Work required:
Work through the data and report how many lines include the string "JSON", giving the number alone.

Exercise materials:

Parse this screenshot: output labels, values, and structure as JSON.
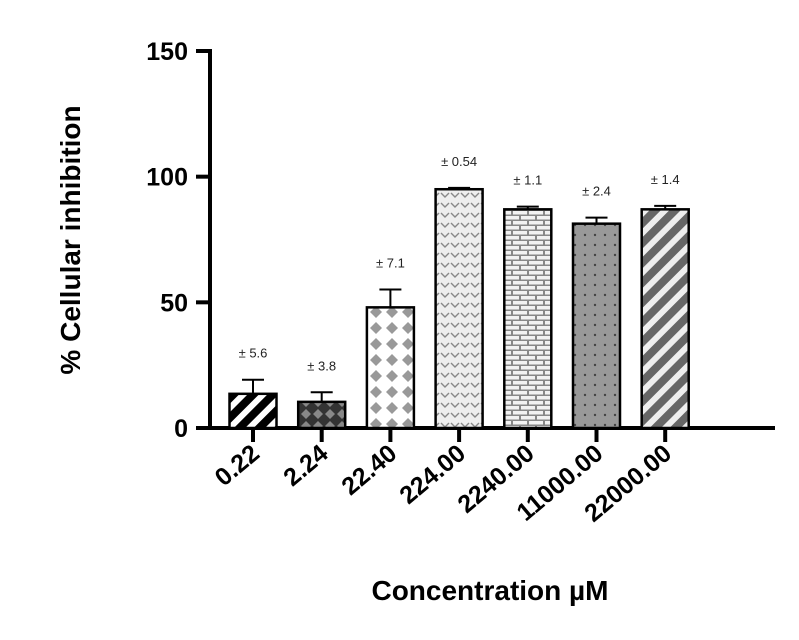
{
  "chart_data": {
    "type": "bar",
    "xlabel": "Concentration µM",
    "ylabel": "% Cellular inhibition",
    "ylim": [
      0,
      150
    ],
    "yticks": [
      "0",
      "50",
      "100",
      "150"
    ],
    "categories": [
      "0.22",
      "2.24",
      "22.40",
      "224.00",
      "2240.00",
      "11000.00",
      "22000.00"
    ],
    "values": [
      13.6,
      10.4,
      48,
      95,
      87,
      81.3,
      87
    ],
    "errors": [
      5.6,
      3.8,
      7.1,
      0.54,
      1.1,
      2.4,
      1.4
    ],
    "error_labels": [
      "± 5.6",
      "± 3.8",
      "± 7.1",
      "± 0.54",
      "± 1.1",
      "± 2.4",
      "± 1.4"
    ],
    "patterns": [
      "diagonal-black",
      "crosshatch-dark",
      "diamond-white",
      "chevron-light",
      "brick-light",
      "dots-gray",
      "diagonal-gray"
    ],
    "grid": false
  }
}
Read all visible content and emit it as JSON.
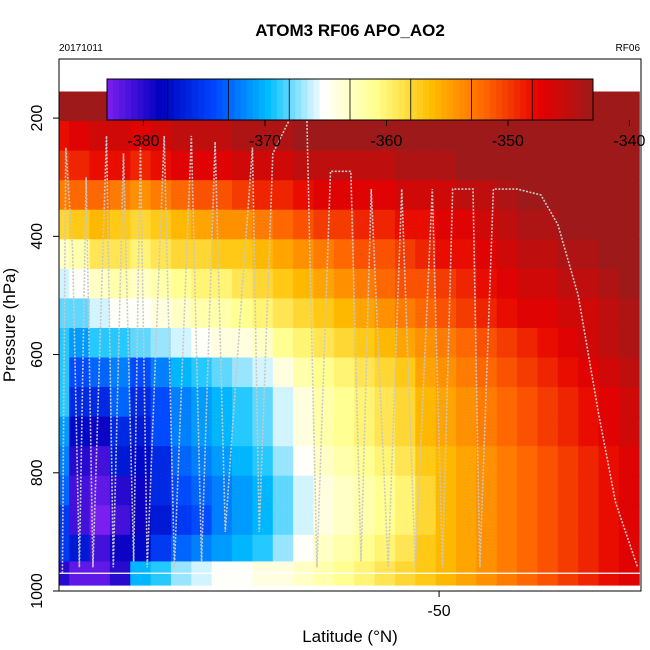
{
  "chart_data": {
    "type": "heatmap",
    "title": "ATOM3 RF06 APO_AO2",
    "date_label": "20171011",
    "flight_label": "RF06",
    "xlabel": "Latitude (°N)",
    "ylabel": "Pressure (hPa)",
    "xlim": [
      -72.4,
      -38.1
    ],
    "ylim": [
      1000,
      100
    ],
    "x_ticks": [
      -50
    ],
    "y_ticks": [
      200,
      400,
      600,
      800,
      1000
    ],
    "colorbar": {
      "range": [
        -383,
        -343
      ],
      "ticks": [
        -380,
        -370,
        -360,
        -350,
        -340
      ],
      "stops": [
        "#7b1ff0",
        "#0000bf",
        "#0047ff",
        "#00bfff",
        "#ffffff",
        "#ffff8c",
        "#ffbf00",
        "#ff6600",
        "#e60000",
        "#9e1a1a"
      ]
    },
    "grid": false,
    "cell_width_deg": 1.2,
    "pressure_levels": [
      180,
      230,
      280,
      330,
      380,
      430,
      480,
      530,
      580,
      630,
      680,
      730,
      780,
      830,
      880,
      930,
      970
    ],
    "cells": [
      {
        "lon": -72.4,
        "vals": [
          -341,
          -348,
          -350,
          -353,
          -358,
          -363,
          -366,
          -368,
          -369,
          -369,
          -369,
          -371,
          -372,
          -373,
          -375,
          -375,
          -380
        ]
      },
      {
        "lon": -71.2,
        "vals": [
          -341,
          -347,
          -349,
          -352,
          -357,
          -362,
          -365,
          -368,
          -371,
          -374,
          -376,
          -378,
          -380,
          -381,
          -381,
          -377,
          -382
        ]
      },
      {
        "lon": -70.0,
        "vals": [
          -341,
          -346,
          -348,
          -352,
          -356,
          -359,
          -363,
          -366,
          -369,
          -373,
          -376,
          -379,
          -381,
          -382,
          -383,
          -381,
          -382
        ]
      },
      {
        "lon": -68.8,
        "vals": [
          -341,
          -346,
          -348,
          -353,
          -357,
          -359,
          -362,
          -365,
          -369,
          -372,
          -373,
          -376,
          -377,
          -380,
          -381,
          -379,
          -380
        ]
      },
      {
        "lon": -67.6,
        "vals": [
          -341,
          -347,
          -349,
          -354,
          -358,
          -360,
          -363,
          -365,
          -368,
          -374,
          -376,
          -377,
          -378,
          -379,
          -379,
          -378,
          -370
        ]
      },
      {
        "lon": -66.4,
        "vals": [
          -341,
          -346,
          -348,
          -353,
          -357,
          -359,
          -362,
          -364,
          -367,
          -372,
          -374,
          -374,
          -376,
          -376,
          -377,
          -375,
          -369
        ]
      },
      {
        "lon": -65.2,
        "vals": [
          -341,
          -345,
          -347,
          -352,
          -356,
          -358,
          -361,
          -363,
          -366,
          -370,
          -372,
          -372,
          -373,
          -374,
          -375,
          -373,
          -367
        ]
      },
      {
        "lon": -64.0,
        "vals": [
          -341,
          -345,
          -347,
          -351,
          -355,
          -358,
          -360,
          -362,
          -365,
          -369,
          -371,
          -371,
          -372,
          -373,
          -374,
          -372,
          -366
        ]
      },
      {
        "lon": -62.8,
        "vals": [
          -341,
          -345,
          -347,
          -351,
          -354,
          -357,
          -360,
          -362,
          -364,
          -368,
          -370,
          -370,
          -371,
          -372,
          -372,
          -371,
          -365
        ]
      },
      {
        "lon": -61.6,
        "vals": [
          -341,
          -344,
          -346,
          -350,
          -354,
          -357,
          -359,
          -361,
          -364,
          -367,
          -369,
          -369,
          -370,
          -371,
          -371,
          -370,
          -365
        ]
      },
      {
        "lon": -60.4,
        "vals": [
          -341,
          -344,
          -346,
          -349,
          -353,
          -356,
          -358,
          -360,
          -363,
          -366,
          -368,
          -368,
          -369,
          -370,
          -370,
          -369,
          -364
        ]
      },
      {
        "lon": -59.2,
        "vals": [
          -341,
          -344,
          -346,
          -349,
          -352,
          -355,
          -357,
          -359,
          -361,
          -364,
          -366,
          -366,
          -367,
          -368,
          -368,
          -367,
          -364
        ]
      },
      {
        "lon": -58.0,
        "vals": [
          -341,
          -343,
          -345,
          -348,
          -351,
          -354,
          -356,
          -358,
          -360,
          -362,
          -364,
          -364,
          -365,
          -366,
          -366,
          -365,
          -363
        ]
      },
      {
        "lon": -56.8,
        "vals": [
          -341,
          -343,
          -345,
          -347,
          -350,
          -353,
          -355,
          -357,
          -359,
          -361,
          -362,
          -362,
          -363,
          -364,
          -364,
          -363,
          -362
        ]
      },
      {
        "lon": -55.6,
        "vals": [
          -341,
          -343,
          -345,
          -347,
          -350,
          -352,
          -354,
          -356,
          -358,
          -360,
          -361,
          -361,
          -362,
          -363,
          -363,
          -362,
          -361
        ]
      },
      {
        "lon": -54.4,
        "vals": [
          -341,
          -343,
          -345,
          -347,
          -349,
          -351,
          -353,
          -355,
          -357,
          -359,
          -360,
          -360,
          -361,
          -362,
          -362,
          -361,
          -360
        ]
      },
      {
        "lon": -53.2,
        "vals": [
          -341,
          -343,
          -345,
          -347,
          -349,
          -351,
          -352,
          -354,
          -356,
          -358,
          -359,
          -359,
          -360,
          -361,
          -361,
          -360,
          -359
        ]
      },
      {
        "lon": -52.0,
        "vals": [
          -341,
          -342,
          -344,
          -346,
          -348,
          -350,
          -351,
          -353,
          -355,
          -357,
          -358,
          -358,
          -359,
          -360,
          -360,
          -359,
          -358
        ]
      },
      {
        "lon": -50.8,
        "vals": [
          -341,
          -342,
          -344,
          -346,
          -348,
          -349,
          -351,
          -352,
          -354,
          -355,
          -356,
          -356,
          -357,
          -358,
          -358,
          -357,
          -357
        ]
      },
      {
        "lon": -49.6,
        "vals": [
          -341,
          -342,
          -344,
          -346,
          -347,
          -348,
          -350,
          -351,
          -353,
          -354,
          -355,
          -355,
          -356,
          -356,
          -356,
          -356,
          -356
        ]
      },
      {
        "lon": -48.4,
        "vals": [
          -341,
          -342,
          -343,
          -345,
          -347,
          -348,
          -349,
          -350,
          -352,
          -353,
          -354,
          -354,
          -355,
          -355,
          -355,
          -355,
          -355
        ]
      },
      {
        "lon": -47.2,
        "vals": [
          -341,
          -342,
          -343,
          -345,
          -346,
          -347,
          -348,
          -349,
          -351,
          -352,
          -353,
          -353,
          -354,
          -354,
          -354,
          -354,
          -354
        ]
      },
      {
        "lon": -46.0,
        "vals": [
          -341,
          -342,
          -343,
          -344,
          -345,
          -346,
          -347,
          -348,
          -350,
          -351,
          -352,
          -352,
          -353,
          -353,
          -353,
          -353,
          -353
        ]
      },
      {
        "lon": -44.8,
        "vals": [
          -341,
          -341,
          -342,
          -343,
          -344,
          -345,
          -346,
          -347,
          -349,
          -350,
          -351,
          -351,
          -352,
          -352,
          -352,
          -352,
          -352
        ]
      },
      {
        "lon": -43.6,
        "vals": [
          -341,
          -341,
          -342,
          -343,
          -344,
          -345,
          -346,
          -347,
          -348,
          -349,
          -350,
          -350,
          -351,
          -351,
          -351,
          -351,
          -351
        ]
      },
      {
        "lon": -42.4,
        "vals": [
          -341,
          -341,
          -342,
          -343,
          -343,
          -344,
          -345,
          -346,
          -347,
          -348,
          -349,
          -349,
          -350,
          -350,
          -350,
          -350,
          -350
        ]
      },
      {
        "lon": -41.2,
        "vals": [
          -341,
          -341,
          -341,
          -342,
          -343,
          -344,
          -345,
          -346,
          -346,
          -347,
          -348,
          -348,
          -349,
          -349,
          -349,
          -349,
          -349
        ]
      },
      {
        "lon": -40.0,
        "vals": [
          -341,
          -341,
          -341,
          -342,
          -342,
          -343,
          -344,
          -345,
          -345,
          -346,
          -347,
          -347,
          -348,
          -348,
          -348,
          -348,
          -348
        ]
      },
      {
        "lon": -38.8,
        "vals": [
          -341,
          -341,
          -341,
          -341,
          -342,
          -343,
          -343,
          -344,
          -344,
          -345,
          -346,
          -346,
          -347,
          -347,
          -347,
          -347,
          -347
        ]
      }
    ],
    "flight_track": [
      [
        -72.2,
        970
      ],
      [
        -72.0,
        250
      ],
      [
        -71.6,
        420
      ],
      [
        -71.2,
        960
      ],
      [
        -70.8,
        300
      ],
      [
        -70.4,
        960
      ],
      [
        -69.6,
        230
      ],
      [
        -69.2,
        960
      ],
      [
        -68.6,
        260
      ],
      [
        -68.0,
        950
      ],
      [
        -67.6,
        250
      ],
      [
        -67.2,
        960
      ],
      [
        -66.2,
        230
      ],
      [
        -65.6,
        960
      ],
      [
        -64.6,
        230
      ],
      [
        -64.0,
        950
      ],
      [
        -63.2,
        240
      ],
      [
        -62.6,
        900
      ],
      [
        -61.8,
        570
      ],
      [
        -61.0,
        250
      ],
      [
        -60.6,
        900
      ],
      [
        -59.8,
        260
      ],
      [
        -58.6,
        190
      ],
      [
        -57.8,
        190
      ],
      [
        -57.2,
        960
      ],
      [
        -56.4,
        290
      ],
      [
        -55.2,
        290
      ],
      [
        -54.6,
        950
      ],
      [
        -54.0,
        320
      ],
      [
        -53.0,
        960
      ],
      [
        -52.2,
        320
      ],
      [
        -51.4,
        960
      ],
      [
        -50.4,
        320
      ],
      [
        -49.8,
        960
      ],
      [
        -49.2,
        320
      ],
      [
        -48.0,
        320
      ],
      [
        -47.6,
        960
      ],
      [
        -46.8,
        320
      ],
      [
        -45.4,
        320
      ],
      [
        -44.0,
        330
      ],
      [
        -43.0,
        380
      ],
      [
        -41.8,
        500
      ],
      [
        -40.6,
        700
      ],
      [
        -39.6,
        850
      ],
      [
        -38.3,
        960
      ]
    ]
  }
}
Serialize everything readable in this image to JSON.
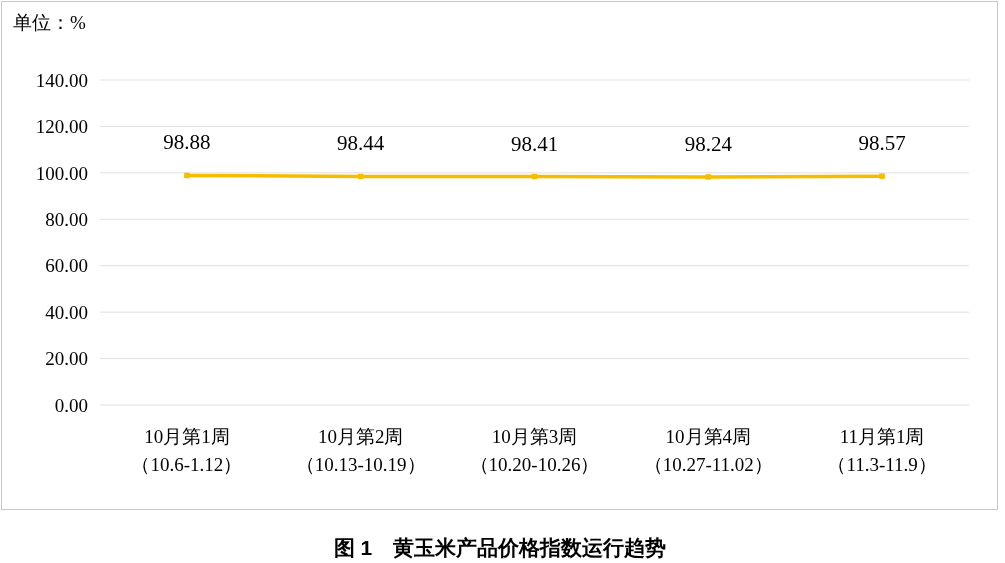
{
  "chart_data": {
    "type": "line",
    "title": "图 1　黄玉米产品价格指数运行趋势",
    "ylabel": "单位：%",
    "categories": [
      "10月第1周（10.6-1.12）",
      "10月第2周（10.13-10.19）",
      "10月第3周（10.20-10.26）",
      "10月第4周（10.27-11.02）",
      "11月第1周（11.3-11.9）"
    ],
    "series": [
      {
        "color": "#f5bd00",
        "values": [
          98.88,
          98.44,
          98.41,
          98.24,
          98.57
        ]
      }
    ],
    "ylim": [
      0,
      140
    ],
    "yticks": [
      {
        "value": 0,
        "label": "0.00"
      },
      {
        "value": 20,
        "label": "20.00"
      },
      {
        "value": 40,
        "label": "40.00"
      },
      {
        "value": 60,
        "label": "60.00"
      },
      {
        "value": 80,
        "label": "80.00"
      },
      {
        "value": 100,
        "label": "100.00"
      },
      {
        "value": 120,
        "label": "120.00"
      },
      {
        "value": 140,
        "label": "140.00"
      }
    ],
    "grid": "y",
    "marker": "square",
    "line_style": "solid",
    "data_labels": true
  }
}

Solution:
3